## TASK INPUT
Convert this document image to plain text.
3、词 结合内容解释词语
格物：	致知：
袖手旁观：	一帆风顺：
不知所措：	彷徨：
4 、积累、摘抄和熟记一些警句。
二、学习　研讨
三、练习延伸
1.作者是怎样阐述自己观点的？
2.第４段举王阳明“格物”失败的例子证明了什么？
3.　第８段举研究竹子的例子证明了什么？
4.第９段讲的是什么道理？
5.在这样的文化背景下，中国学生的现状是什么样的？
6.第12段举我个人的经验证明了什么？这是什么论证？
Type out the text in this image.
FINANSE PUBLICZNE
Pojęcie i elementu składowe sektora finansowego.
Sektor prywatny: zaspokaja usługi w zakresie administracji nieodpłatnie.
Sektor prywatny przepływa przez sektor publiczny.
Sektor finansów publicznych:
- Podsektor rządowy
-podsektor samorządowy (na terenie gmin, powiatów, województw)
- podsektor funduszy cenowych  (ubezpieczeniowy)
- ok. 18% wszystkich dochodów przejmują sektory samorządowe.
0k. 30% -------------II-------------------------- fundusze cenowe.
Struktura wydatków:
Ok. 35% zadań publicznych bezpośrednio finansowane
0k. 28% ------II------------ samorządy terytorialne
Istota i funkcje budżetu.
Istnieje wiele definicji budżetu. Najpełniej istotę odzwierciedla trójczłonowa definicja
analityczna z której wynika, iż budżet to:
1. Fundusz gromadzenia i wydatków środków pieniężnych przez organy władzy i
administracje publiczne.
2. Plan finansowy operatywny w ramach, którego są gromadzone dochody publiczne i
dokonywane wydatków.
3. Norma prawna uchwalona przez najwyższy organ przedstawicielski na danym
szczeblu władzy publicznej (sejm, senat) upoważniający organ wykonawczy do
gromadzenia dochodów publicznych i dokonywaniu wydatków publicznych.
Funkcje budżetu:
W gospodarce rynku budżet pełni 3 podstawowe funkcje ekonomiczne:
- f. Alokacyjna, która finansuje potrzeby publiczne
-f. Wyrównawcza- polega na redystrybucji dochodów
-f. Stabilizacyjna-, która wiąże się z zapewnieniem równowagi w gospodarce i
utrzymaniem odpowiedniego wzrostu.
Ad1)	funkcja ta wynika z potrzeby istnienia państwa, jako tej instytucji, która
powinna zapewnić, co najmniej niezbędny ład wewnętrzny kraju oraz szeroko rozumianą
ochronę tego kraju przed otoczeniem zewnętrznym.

## THE PROBLEM
List every line from the entries above in which "potrzeby" appears.

## RESULT
- f. Alokacyjna, która finansuje potrzeby publiczne
Ad1)	funkcja ta wynika z potrzeby istnienia państwa, jako tej instytucji, która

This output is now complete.